[EXERCISE DESCRIPTION] Because only the text is wanted, repeat the records below exactly and omit the pictures.

[DATA FOR THIS EXERCISE]
- - -

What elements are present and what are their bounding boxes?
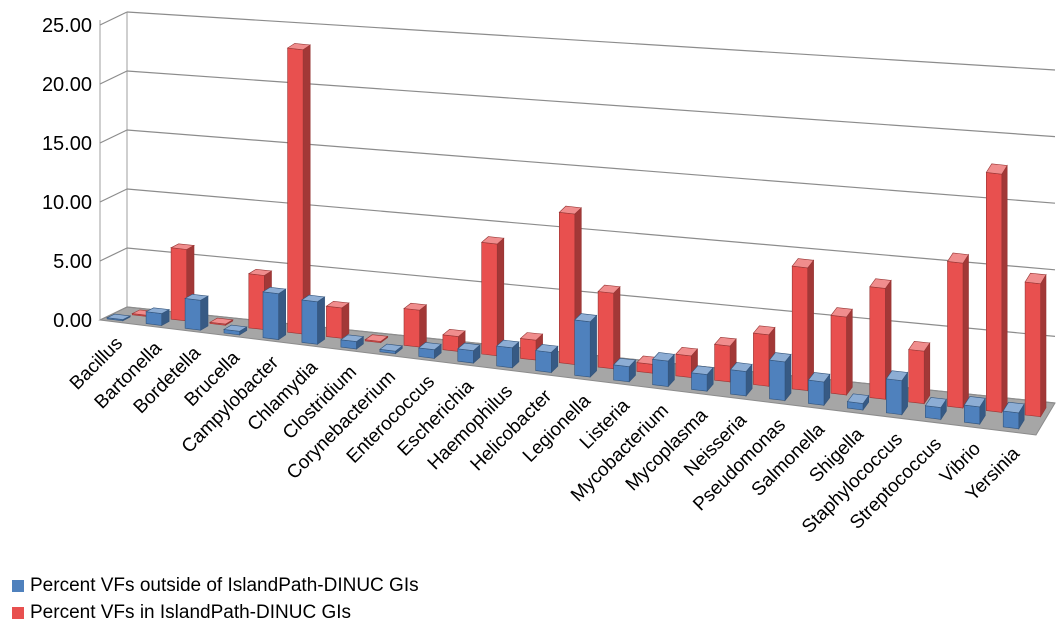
y-tick-label: 10.00 bbox=[42, 192, 92, 214]
bar-outside-neisseria bbox=[729, 362, 753, 397]
bar-inside-pseudomonas bbox=[791, 258, 815, 392]
gridline-side bbox=[99, 11, 128, 26]
bar-outside-salmonella bbox=[807, 372, 831, 407]
gridline-back bbox=[126, 247, 1056, 337]
bar-inside-clostridium bbox=[364, 334, 389, 344]
bar-outside-escherichia bbox=[457, 342, 481, 364]
bar-outside-bartonella bbox=[145, 307, 171, 327]
bars bbox=[106, 43, 1047, 430]
bar-inside-corynebacterium bbox=[403, 302, 428, 348]
bar-inside-staphylococcus bbox=[908, 340, 931, 405]
legend-item-outside: Percent VFs outside of IslandPath-DINUC … bbox=[12, 572, 419, 599]
bar-inside-yersinia bbox=[1024, 272, 1047, 418]
gridline-side bbox=[99, 70, 128, 85]
bar-outside-streptococcus bbox=[924, 397, 947, 421]
bar-outside-helicobacter bbox=[535, 344, 559, 374]
bar-outside-shigella bbox=[846, 393, 870, 411]
gridline-side bbox=[99, 129, 128, 144]
gridline-back bbox=[126, 129, 1056, 204]
gridline-side bbox=[99, 247, 128, 262]
y-tick-label: 0.00 bbox=[53, 310, 92, 332]
y-tick-label: 25.00 bbox=[42, 15, 92, 37]
y-tick-label: 15.00 bbox=[42, 133, 92, 155]
bar-outside-bacillus bbox=[106, 313, 132, 322]
y-tick-label: 5.00 bbox=[53, 251, 92, 273]
legend-label-inside: Percent VFs in IslandPath-DINUC GIs bbox=[30, 601, 351, 623]
bar-inside-bordetella bbox=[209, 317, 234, 326]
bar-outside-listeria bbox=[612, 357, 637, 383]
bar-inside-campylobacter bbox=[286, 43, 312, 335]
bar-outside-mycoplasma bbox=[690, 365, 714, 393]
bar-inside-enterococcus bbox=[442, 328, 466, 353]
bar-outside-haemophilus bbox=[495, 339, 520, 369]
bar-outside-corynebacterium bbox=[379, 343, 404, 355]
legend-item-inside: Percent VFs in IslandPath-DINUC GIs bbox=[12, 599, 419, 626]
bar-inside-shigella bbox=[869, 278, 892, 401]
bar-outside-mycobacterium bbox=[651, 352, 676, 388]
bar-outside-staphylococcus bbox=[885, 370, 909, 416]
bar-outside-campylobacter bbox=[262, 286, 287, 341]
gridline-back bbox=[126, 11, 1056, 71]
bar-inside-chlamydia bbox=[325, 300, 350, 339]
y-tick-label: 20.00 bbox=[42, 74, 92, 96]
bar-inside-vibrio bbox=[985, 163, 1008, 414]
bar-outside-legionella bbox=[574, 313, 598, 378]
bar-inside-streptococcus bbox=[946, 252, 970, 410]
legend-swatch-outside bbox=[12, 579, 24, 592]
legend-label-outside: Percent VFs outside of IslandPath-DINUC … bbox=[30, 574, 419, 596]
legend: Percent VFs outside of IslandPath-DINUC … bbox=[12, 572, 419, 626]
bar-outside-vibrio bbox=[963, 396, 986, 426]
bar-inside-salmonella bbox=[830, 307, 853, 396]
bar-outside-enterococcus bbox=[418, 342, 442, 360]
bar-outside-brucella bbox=[223, 324, 248, 336]
gridline-back bbox=[126, 70, 1056, 138]
bar-outside-chlamydia bbox=[301, 294, 326, 345]
bar-outside-pseudomonas bbox=[768, 352, 792, 402]
bar-inside-escherichia bbox=[480, 236, 505, 357]
bar-outside-yersinia bbox=[1002, 401, 1025, 430]
bar-outside-clostridium bbox=[340, 334, 365, 350]
legend-swatch-inside bbox=[12, 606, 24, 619]
gridline-side bbox=[99, 306, 128, 321]
gridline-back bbox=[126, 188, 1056, 271]
gridline-side bbox=[99, 188, 128, 203]
y-axis-ticks: 0.00 5.00 10.00 15.00 20.00 25.00 bbox=[42, 15, 92, 332]
bar-inside-legionella bbox=[597, 284, 621, 370]
bar-outside-bordetella bbox=[184, 293, 209, 331]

- - -

[TASK OUTPUT]
What elements are present and what are their bounding boxes?
y-tick-label: 10.00 bbox=[42, 192, 92, 214]
bar-outside-neisseria bbox=[729, 362, 753, 397]
bar-inside-pseudomonas bbox=[791, 258, 815, 392]
gridline-side bbox=[99, 11, 128, 26]
bar-outside-salmonella bbox=[807, 372, 831, 407]
gridline-back bbox=[126, 247, 1056, 337]
bar-inside-clostridium bbox=[364, 334, 389, 344]
bar-outside-escherichia bbox=[457, 342, 481, 364]
bar-outside-bartonella bbox=[145, 307, 171, 327]
bars bbox=[106, 43, 1047, 430]
bar-inside-corynebacterium bbox=[403, 302, 428, 348]
bar-inside-staphylococcus bbox=[908, 340, 931, 405]
legend-item-outside: Percent VFs outside of IslandPath-DINUC … bbox=[12, 572, 419, 599]
bar-inside-yersinia bbox=[1024, 272, 1047, 418]
gridline-side bbox=[99, 70, 128, 85]
bar-outside-streptococcus bbox=[924, 397, 947, 421]
bar-outside-helicobacter bbox=[535, 344, 559, 374]
bar-outside-shigella bbox=[846, 393, 870, 411]
gridline-side bbox=[99, 129, 128, 144]
gridline-back bbox=[126, 129, 1056, 204]
gridline-side bbox=[99, 247, 128, 262]
y-tick-label: 0.00 bbox=[53, 310, 92, 332]
y-tick-label: 25.00 bbox=[42, 15, 92, 37]
y-tick-label: 15.00 bbox=[42, 133, 92, 155]
bar-outside-bacillus bbox=[106, 313, 132, 322]
y-tick-label: 5.00 bbox=[53, 251, 92, 273]
legend-label-inside: Percent VFs in IslandPath-DINUC GIs bbox=[30, 601, 351, 623]
bar-inside-bordetella bbox=[209, 317, 234, 326]
bar-outside-listeria bbox=[612, 357, 637, 383]
bar-inside-campylobacter bbox=[286, 43, 312, 335]
bar-outside-mycoplasma bbox=[690, 365, 714, 393]
bar-inside-enterococcus bbox=[442, 328, 466, 353]
bar-outside-haemophilus bbox=[495, 339, 520, 369]
bar-outside-corynebacterium bbox=[379, 343, 404, 355]
legend-item-inside: Percent VFs in IslandPath-DINUC GIs bbox=[12, 599, 419, 626]
bar-inside-shigella bbox=[869, 278, 892, 401]
bar-outside-mycobacterium bbox=[651, 352, 676, 388]
bar-outside-staphylococcus bbox=[885, 370, 909, 416]
bar-outside-campylobacter bbox=[262, 286, 287, 341]
gridline-back bbox=[126, 11, 1056, 71]
bar-inside-chlamydia bbox=[325, 300, 350, 339]
y-tick-label: 20.00 bbox=[42, 74, 92, 96]
bar-inside-vibrio bbox=[985, 163, 1008, 414]
bar-outside-legionella bbox=[574, 313, 598, 378]
bar-inside-streptococcus bbox=[946, 252, 970, 410]
legend-swatch-outside bbox=[12, 579, 24, 592]
legend-label-outside: Percent VFs outside of IslandPath-DINUC … bbox=[30, 574, 419, 596]
legend: Percent VFs outside of IslandPath-DINUC … bbox=[12, 572, 419, 626]
bar-outside-vibrio bbox=[963, 396, 986, 426]
bar-inside-salmonella bbox=[830, 307, 853, 396]
bar-outside-enterococcus bbox=[418, 342, 442, 360]
bar-outside-brucella bbox=[223, 324, 248, 336]
gridline-back bbox=[126, 70, 1056, 138]
bar-outside-chlamydia bbox=[301, 294, 326, 345]
bar-outside-pseudomonas bbox=[768, 352, 792, 402]
bar-inside-escherichia bbox=[480, 236, 505, 357]
bar-outside-yersinia bbox=[1002, 401, 1025, 430]
bar-outside-clostridium bbox=[340, 334, 365, 350]
legend-swatch-inside bbox=[12, 606, 24, 619]
gridline-side bbox=[99, 306, 128, 321]
gridline-back bbox=[126, 188, 1056, 271]
gridline-side bbox=[99, 188, 128, 203]
y-axis-ticks: 0.00 5.00 10.00 15.00 20.00 25.00 bbox=[42, 15, 92, 332]
bar-inside-legionella bbox=[597, 284, 621, 370]
bar-outside-bordetella bbox=[184, 293, 209, 331]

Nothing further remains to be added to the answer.